## [Given problem]
Copy each line where the word "text" occurs.

[Rows from a figure dataset]
+-------+
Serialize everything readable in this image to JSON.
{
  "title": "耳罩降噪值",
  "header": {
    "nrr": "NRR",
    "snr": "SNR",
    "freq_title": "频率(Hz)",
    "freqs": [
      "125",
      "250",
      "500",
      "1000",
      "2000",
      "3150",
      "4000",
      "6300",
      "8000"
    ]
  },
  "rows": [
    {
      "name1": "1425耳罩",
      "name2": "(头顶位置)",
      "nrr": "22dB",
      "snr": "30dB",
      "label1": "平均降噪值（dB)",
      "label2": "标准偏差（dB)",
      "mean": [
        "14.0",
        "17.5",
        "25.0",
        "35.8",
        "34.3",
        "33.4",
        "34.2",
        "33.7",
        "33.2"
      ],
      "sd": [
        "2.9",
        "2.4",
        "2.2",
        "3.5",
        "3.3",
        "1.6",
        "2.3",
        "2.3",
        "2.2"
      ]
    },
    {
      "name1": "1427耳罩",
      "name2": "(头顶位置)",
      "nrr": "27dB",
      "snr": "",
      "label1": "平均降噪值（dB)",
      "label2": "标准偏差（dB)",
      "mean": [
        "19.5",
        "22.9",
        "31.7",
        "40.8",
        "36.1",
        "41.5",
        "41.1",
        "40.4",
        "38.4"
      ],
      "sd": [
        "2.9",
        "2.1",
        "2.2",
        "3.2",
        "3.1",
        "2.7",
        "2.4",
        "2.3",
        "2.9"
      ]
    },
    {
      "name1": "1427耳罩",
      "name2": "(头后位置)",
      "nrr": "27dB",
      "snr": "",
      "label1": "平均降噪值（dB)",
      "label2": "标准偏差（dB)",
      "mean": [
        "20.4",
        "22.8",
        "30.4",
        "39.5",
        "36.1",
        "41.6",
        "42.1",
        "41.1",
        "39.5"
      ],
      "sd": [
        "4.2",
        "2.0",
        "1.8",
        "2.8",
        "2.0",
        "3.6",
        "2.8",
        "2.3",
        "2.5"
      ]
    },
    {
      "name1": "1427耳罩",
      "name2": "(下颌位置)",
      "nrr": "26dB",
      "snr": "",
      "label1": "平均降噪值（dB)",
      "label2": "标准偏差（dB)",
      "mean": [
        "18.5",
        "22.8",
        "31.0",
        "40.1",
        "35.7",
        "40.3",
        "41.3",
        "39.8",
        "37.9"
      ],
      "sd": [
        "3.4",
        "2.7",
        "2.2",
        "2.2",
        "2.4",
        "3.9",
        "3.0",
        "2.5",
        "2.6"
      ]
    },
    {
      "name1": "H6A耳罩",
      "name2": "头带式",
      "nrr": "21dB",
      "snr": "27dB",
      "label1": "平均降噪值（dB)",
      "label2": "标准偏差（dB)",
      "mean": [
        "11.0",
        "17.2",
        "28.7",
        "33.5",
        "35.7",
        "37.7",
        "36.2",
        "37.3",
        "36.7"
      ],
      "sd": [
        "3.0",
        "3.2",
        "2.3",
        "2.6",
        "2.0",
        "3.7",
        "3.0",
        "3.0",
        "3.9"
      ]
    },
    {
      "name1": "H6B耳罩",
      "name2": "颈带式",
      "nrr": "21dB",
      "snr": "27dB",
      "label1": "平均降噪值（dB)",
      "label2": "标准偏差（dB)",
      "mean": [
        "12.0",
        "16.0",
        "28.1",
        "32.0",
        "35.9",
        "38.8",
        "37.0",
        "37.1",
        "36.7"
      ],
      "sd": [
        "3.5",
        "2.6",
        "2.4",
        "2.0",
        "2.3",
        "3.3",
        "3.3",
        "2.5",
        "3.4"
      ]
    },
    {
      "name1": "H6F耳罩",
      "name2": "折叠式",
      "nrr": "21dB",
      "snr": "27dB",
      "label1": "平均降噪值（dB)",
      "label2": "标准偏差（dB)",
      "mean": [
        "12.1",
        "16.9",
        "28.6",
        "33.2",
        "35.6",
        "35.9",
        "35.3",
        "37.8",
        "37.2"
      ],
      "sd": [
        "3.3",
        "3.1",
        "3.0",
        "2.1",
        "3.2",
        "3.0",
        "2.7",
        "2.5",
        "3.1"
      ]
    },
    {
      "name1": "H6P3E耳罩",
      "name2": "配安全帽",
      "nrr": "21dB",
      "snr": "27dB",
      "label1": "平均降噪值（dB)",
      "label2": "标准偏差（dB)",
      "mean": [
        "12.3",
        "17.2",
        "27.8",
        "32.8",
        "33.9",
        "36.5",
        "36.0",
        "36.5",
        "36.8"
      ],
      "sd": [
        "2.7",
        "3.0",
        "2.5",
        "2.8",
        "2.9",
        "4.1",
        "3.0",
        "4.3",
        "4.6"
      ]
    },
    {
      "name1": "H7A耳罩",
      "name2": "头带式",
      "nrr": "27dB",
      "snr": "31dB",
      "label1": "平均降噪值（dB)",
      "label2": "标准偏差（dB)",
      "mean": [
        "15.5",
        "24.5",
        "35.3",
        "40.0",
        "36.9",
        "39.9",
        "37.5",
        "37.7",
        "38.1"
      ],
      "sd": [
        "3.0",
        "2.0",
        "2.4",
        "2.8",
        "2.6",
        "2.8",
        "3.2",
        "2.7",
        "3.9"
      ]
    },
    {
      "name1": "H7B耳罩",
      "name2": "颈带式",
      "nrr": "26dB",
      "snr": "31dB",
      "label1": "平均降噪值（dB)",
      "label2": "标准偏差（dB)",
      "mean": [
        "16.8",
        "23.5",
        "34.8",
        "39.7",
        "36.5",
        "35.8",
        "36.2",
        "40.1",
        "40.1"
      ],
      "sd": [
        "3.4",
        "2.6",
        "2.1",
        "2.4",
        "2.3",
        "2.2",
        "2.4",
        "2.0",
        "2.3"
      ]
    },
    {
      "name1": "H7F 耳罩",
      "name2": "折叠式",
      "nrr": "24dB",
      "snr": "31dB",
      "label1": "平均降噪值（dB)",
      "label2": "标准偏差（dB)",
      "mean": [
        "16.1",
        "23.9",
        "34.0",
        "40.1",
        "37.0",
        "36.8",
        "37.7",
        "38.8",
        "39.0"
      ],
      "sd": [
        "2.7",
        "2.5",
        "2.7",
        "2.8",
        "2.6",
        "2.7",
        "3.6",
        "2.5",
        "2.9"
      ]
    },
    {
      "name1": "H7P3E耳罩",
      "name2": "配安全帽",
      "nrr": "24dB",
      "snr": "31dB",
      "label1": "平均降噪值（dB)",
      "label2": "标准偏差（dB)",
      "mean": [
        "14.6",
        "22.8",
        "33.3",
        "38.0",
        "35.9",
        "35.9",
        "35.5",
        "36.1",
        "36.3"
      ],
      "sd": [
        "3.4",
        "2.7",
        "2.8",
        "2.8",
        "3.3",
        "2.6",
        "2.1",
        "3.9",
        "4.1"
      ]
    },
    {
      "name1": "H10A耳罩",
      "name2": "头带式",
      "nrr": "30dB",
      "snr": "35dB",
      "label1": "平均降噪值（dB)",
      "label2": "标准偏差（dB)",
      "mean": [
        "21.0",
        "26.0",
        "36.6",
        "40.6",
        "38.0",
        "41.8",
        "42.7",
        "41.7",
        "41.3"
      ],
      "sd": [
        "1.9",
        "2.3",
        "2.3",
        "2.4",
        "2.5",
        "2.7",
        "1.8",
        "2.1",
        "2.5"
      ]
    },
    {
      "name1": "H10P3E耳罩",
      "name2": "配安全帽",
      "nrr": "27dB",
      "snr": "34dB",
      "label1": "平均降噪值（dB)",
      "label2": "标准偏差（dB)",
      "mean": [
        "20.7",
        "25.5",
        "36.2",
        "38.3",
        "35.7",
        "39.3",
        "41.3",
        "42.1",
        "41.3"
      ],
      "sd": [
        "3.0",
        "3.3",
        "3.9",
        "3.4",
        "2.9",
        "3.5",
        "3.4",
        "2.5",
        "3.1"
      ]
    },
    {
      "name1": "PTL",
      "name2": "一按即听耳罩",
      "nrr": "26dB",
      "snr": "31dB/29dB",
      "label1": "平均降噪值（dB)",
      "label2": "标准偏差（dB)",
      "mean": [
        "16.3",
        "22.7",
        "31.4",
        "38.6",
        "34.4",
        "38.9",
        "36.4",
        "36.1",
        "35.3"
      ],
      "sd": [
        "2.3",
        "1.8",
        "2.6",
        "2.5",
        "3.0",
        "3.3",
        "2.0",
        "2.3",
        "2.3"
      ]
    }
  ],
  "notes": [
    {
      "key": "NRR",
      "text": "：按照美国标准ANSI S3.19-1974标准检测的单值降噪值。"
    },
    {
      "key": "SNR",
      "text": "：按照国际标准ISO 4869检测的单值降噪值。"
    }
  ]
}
+-------+
## [Final result]
      "text": "：按照美国标准ANSI S3.19-1974标准检测的单值降噪值。"
      "text": "：按照国际标准ISO 4869检测的单值降噪值。"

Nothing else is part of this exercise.